INSTRUCTIONS TO FOLLOW: Locate the word "name" in the material, then show every line that holds it.

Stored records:
----

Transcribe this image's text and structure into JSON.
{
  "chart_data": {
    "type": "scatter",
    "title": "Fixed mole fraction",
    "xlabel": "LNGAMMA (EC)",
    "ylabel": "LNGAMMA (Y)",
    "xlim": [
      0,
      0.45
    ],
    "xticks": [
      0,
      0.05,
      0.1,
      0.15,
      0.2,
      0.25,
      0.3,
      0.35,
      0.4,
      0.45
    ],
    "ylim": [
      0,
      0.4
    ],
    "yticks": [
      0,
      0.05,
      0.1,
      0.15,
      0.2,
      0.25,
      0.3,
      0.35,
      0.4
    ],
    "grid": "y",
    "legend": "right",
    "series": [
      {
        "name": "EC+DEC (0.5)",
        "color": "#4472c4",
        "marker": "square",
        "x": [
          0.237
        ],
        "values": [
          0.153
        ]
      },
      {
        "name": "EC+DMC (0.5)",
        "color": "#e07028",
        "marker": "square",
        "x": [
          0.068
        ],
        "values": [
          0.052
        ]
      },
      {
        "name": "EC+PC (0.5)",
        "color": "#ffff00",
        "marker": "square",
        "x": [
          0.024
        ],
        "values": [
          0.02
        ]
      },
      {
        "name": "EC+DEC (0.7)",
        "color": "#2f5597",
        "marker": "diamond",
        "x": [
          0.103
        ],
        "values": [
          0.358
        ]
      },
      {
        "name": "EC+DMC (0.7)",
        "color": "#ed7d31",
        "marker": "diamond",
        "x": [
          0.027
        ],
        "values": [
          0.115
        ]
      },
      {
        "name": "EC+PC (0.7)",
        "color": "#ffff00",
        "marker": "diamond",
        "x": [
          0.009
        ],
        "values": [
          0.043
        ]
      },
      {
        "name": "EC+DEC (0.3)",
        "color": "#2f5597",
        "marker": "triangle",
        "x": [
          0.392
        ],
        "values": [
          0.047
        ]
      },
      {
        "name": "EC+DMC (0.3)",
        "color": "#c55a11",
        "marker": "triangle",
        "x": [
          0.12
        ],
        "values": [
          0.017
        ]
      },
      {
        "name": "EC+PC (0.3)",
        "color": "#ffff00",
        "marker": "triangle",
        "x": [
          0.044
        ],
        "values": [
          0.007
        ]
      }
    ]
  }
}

----

REPLY:
        "name": "EC+DEC (0.5)",
        "name": "EC+DMC (0.5)",
        "name": "EC+PC (0.5)",
        "name": "EC+DEC (0.7)",
        "name": "EC+DMC (0.7)",
        "name": "EC+PC (0.7)",
        "name": "EC+DEC (0.3)",
        "name": "EC+DMC (0.3)",
        "name": "EC+PC (0.3)",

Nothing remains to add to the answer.